::: LISTING

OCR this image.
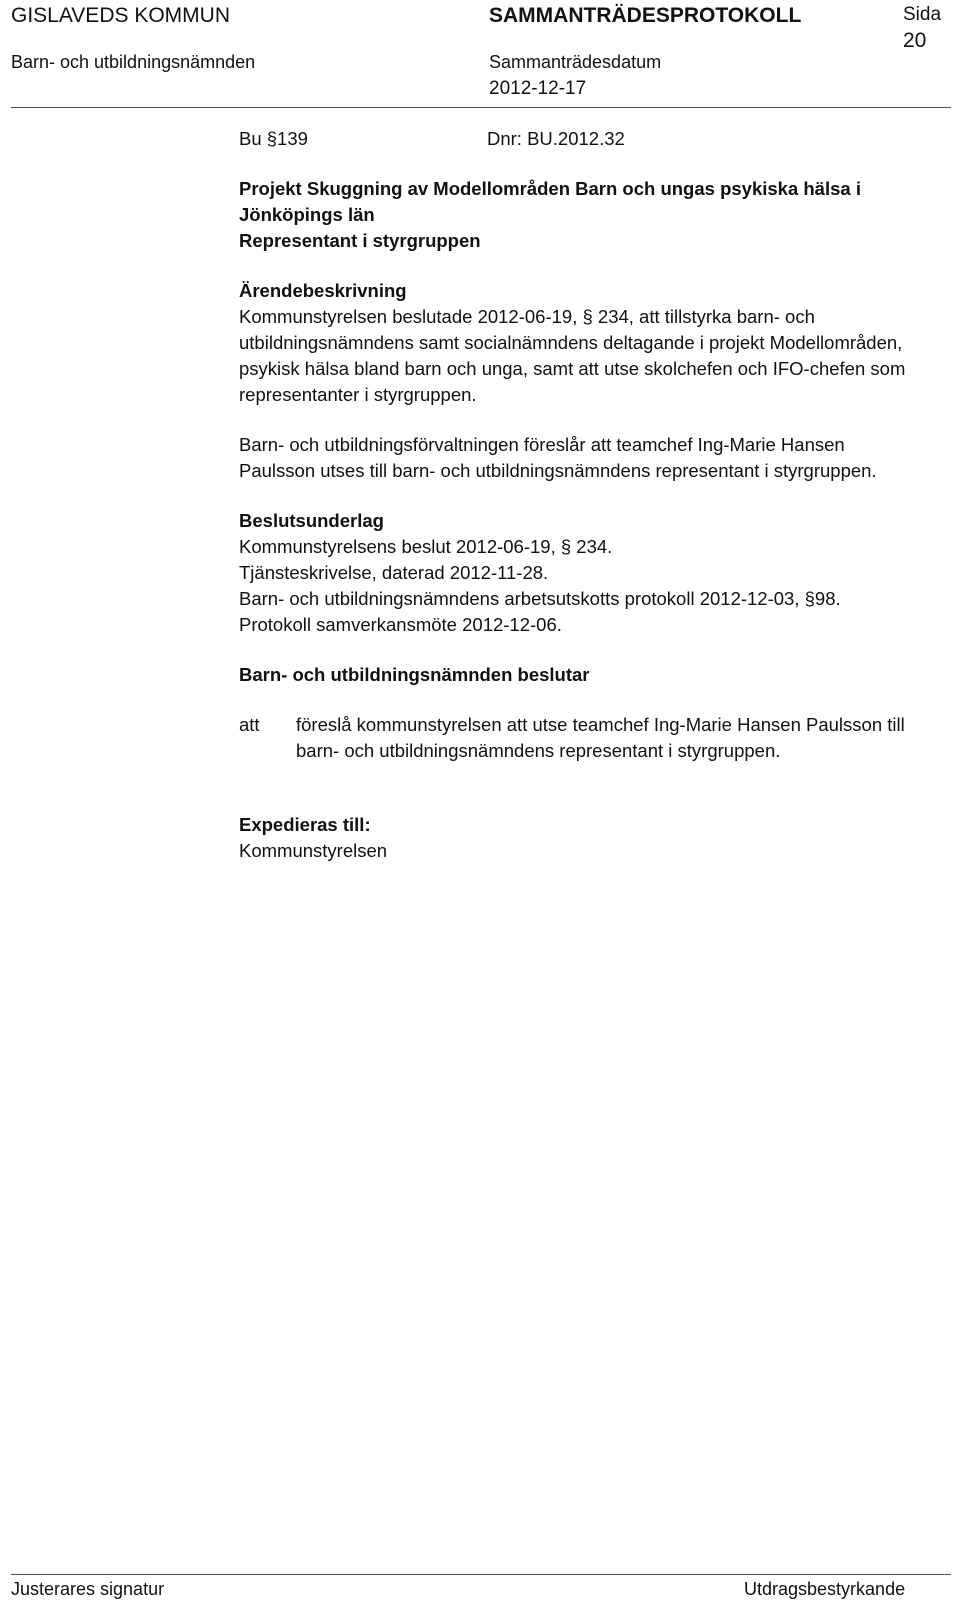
GISLAVEDS KOMMUN
Barn- och utbildningsnämnden
SAMMANTRÄDESPROTOKOLL
Sammanträdesdatum
2012-12-17
Sida
20
Bu §139	Dnr: BU.2012.32

Projekt Skuggning av Modellområden Barn och ungas psykiska hälsa i

Jönköpings län

Representant i styrgruppen

Ärendebeskrivning

Kommunstyrelsen beslutade 2012-06-19, § 234, att tillstyrka barn- och

utbildningsnämndens samt socialnämndens deltagande i projekt Modellområden,

psykisk hälsa bland barn och unga, samt att utse skolchefen och IFO-chefen som

representanter i styrgruppen.

Barn- och utbildningsförvaltningen föreslår att teamchef Ing-Marie Hansen

Paulsson utses till barn- och utbildningsnämndens representant i styrgruppen.

Beslutsunderlag

Kommunstyrelsens beslut 2012-06-19, § 234.

Tjänsteskrivelse, daterad 2012-11-28.

Barn- och utbildningsnämndens arbetsutskotts protokoll 2012-12-03, §98.

Protokoll samverkansmöte 2012-12-06.

Barn- och utbildningsnämnden beslutar

att	föreslå kommunstyrelsen att utse teamchef Ing-Marie Hansen Paulsson till

barn- och utbildningsnämndens representant i styrgruppen.

Expedieras till:

Kommunstyrelsen

Justerares signatur	Utdragsbestyrkande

::::::

■ WHAT NEEDS TO BE DONE:
Copy every entry exactly as written. Pictures are excluded.

■ THE COMPLETED TASK:
OCR this image.
GISLAVEDS KOMMUN
Barn- och utbildningsnämnden
SAMMANTRÄDESPROTOKOLL
Sammanträdesdatum
2012-12-17
Sida
20
Bu §139	Dnr: BU.2012.32

Projekt Skuggning av Modellområden Barn och ungas psykiska hälsa i

Jönköpings län

Representant i styrgruppen

Ärendebeskrivning

Kommunstyrelsen beslutade 2012-06-19, § 234, att tillstyrka barn- och

utbildningsnämndens samt socialnämndens deltagande i projekt Modellområden,

psykisk hälsa bland barn och unga, samt att utse skolchefen och IFO-chefen som

representanter i styrgruppen.

Barn- och utbildningsförvaltningen föreslår att teamchef Ing-Marie Hansen

Paulsson utses till barn- och utbildningsnämndens representant i styrgruppen.

Beslutsunderlag

Kommunstyrelsens beslut 2012-06-19, § 234.

Tjänsteskrivelse, daterad 2012-11-28.

Barn- och utbildningsnämndens arbetsutskotts protokoll 2012-12-03, §98.

Protokoll samverkansmöte 2012-12-06.

Barn- och utbildningsnämnden beslutar

att	föreslå kommunstyrelsen att utse teamchef Ing-Marie Hansen Paulsson till

barn- och utbildningsnämndens representant i styrgruppen.

Expedieras till:

Kommunstyrelsen

Justerares signatur	Utdragsbestyrkande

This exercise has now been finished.